[TASK REQUIREMENTS]: Find how many lines in the data below mention "Benefits". Give the number only.
----
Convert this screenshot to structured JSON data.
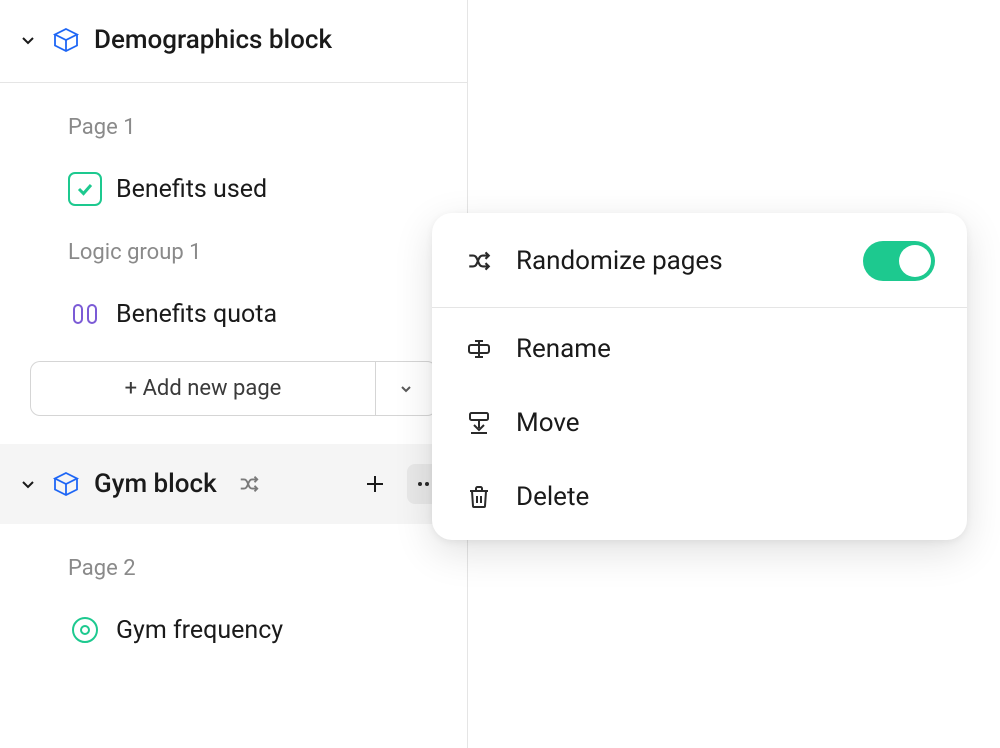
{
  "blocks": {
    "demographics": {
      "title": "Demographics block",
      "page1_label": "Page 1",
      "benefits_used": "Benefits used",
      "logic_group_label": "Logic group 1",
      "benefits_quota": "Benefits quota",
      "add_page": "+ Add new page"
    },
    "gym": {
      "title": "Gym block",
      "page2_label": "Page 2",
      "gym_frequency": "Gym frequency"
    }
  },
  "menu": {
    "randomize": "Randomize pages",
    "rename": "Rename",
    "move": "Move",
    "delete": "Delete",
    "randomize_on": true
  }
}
----
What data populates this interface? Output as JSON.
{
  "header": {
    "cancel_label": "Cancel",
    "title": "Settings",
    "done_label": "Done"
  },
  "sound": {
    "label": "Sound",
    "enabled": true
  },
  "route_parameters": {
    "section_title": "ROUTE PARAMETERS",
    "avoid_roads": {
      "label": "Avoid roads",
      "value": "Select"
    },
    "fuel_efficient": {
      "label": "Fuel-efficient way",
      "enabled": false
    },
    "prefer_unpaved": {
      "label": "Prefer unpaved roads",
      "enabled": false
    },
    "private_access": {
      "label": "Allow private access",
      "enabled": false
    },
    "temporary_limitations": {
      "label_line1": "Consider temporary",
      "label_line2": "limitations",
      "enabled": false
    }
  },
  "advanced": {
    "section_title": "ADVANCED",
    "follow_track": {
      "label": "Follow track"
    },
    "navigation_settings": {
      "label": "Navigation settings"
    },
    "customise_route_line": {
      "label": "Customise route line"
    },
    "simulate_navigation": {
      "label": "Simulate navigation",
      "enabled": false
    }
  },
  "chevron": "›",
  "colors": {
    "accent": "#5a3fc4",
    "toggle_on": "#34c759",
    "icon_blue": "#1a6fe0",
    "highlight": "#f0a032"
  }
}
----
[SOLUTION]: 2